--- WHAT YOU WILL DO ---
Print every entry word for word, but omit the pictures.

--- INPUT ---
- - -

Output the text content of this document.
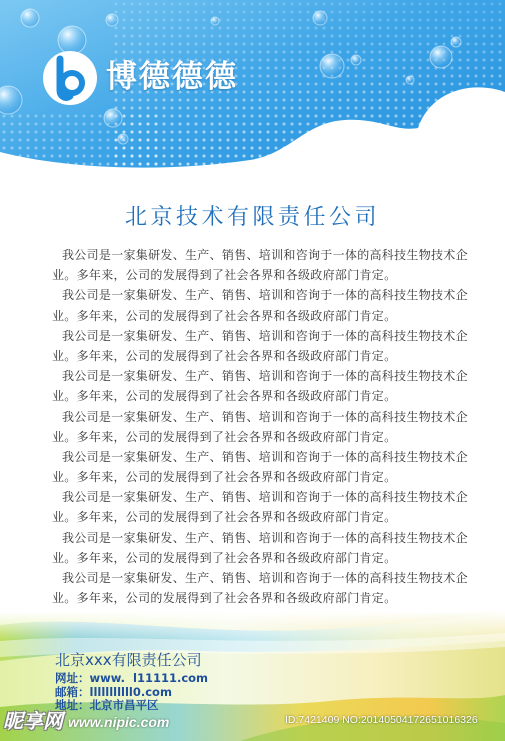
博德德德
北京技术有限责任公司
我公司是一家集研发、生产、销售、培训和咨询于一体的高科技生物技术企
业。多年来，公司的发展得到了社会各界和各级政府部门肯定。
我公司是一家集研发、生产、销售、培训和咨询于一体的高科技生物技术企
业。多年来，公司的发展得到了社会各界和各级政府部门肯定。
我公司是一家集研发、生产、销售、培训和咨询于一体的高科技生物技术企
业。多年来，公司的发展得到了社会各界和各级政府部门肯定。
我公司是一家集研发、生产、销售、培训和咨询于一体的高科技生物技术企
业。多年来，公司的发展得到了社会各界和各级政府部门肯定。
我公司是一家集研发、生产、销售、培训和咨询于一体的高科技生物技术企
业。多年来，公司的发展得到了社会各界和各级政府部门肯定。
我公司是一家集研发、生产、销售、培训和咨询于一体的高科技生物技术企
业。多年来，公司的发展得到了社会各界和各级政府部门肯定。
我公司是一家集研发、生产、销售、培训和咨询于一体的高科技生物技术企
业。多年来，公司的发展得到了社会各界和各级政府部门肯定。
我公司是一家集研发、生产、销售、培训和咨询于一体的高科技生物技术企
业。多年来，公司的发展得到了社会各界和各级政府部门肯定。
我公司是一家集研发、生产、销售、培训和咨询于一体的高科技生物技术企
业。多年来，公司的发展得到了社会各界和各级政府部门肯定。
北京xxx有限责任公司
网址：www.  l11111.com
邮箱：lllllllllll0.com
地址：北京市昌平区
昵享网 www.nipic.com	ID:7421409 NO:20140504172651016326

- - -

--- SOLUTION TO THE EXERCISE ---
Output the text content of this document.
博德德德
北京技术有限责任公司
我公司是一家集研发、生产、销售、培训和咨询于一体的高科技生物技术企
业。多年来，公司的发展得到了社会各界和各级政府部门肯定。
我公司是一家集研发、生产、销售、培训和咨询于一体的高科技生物技术企
业。多年来，公司的发展得到了社会各界和各级政府部门肯定。
我公司是一家集研发、生产、销售、培训和咨询于一体的高科技生物技术企
业。多年来，公司的发展得到了社会各界和各级政府部门肯定。
我公司是一家集研发、生产、销售、培训和咨询于一体的高科技生物技术企
业。多年来，公司的发展得到了社会各界和各级政府部门肯定。
我公司是一家集研发、生产、销售、培训和咨询于一体的高科技生物技术企
业。多年来，公司的发展得到了社会各界和各级政府部门肯定。
我公司是一家集研发、生产、销售、培训和咨询于一体的高科技生物技术企
业。多年来，公司的发展得到了社会各界和各级政府部门肯定。
我公司是一家集研发、生产、销售、培训和咨询于一体的高科技生物技术企
业。多年来，公司的发展得到了社会各界和各级政府部门肯定。
我公司是一家集研发、生产、销售、培训和咨询于一体的高科技生物技术企
业。多年来，公司的发展得到了社会各界和各级政府部门肯定。
我公司是一家集研发、生产、销售、培训和咨询于一体的高科技生物技术企
业。多年来，公司的发展得到了社会各界和各级政府部门肯定。
北京xxx有限责任公司
网址：www.  l11111.com
邮箱：lllllllllll0.com
地址：北京市昌平区
昵享网 www.nipic.com	ID:7421409 NO:20140504172651016326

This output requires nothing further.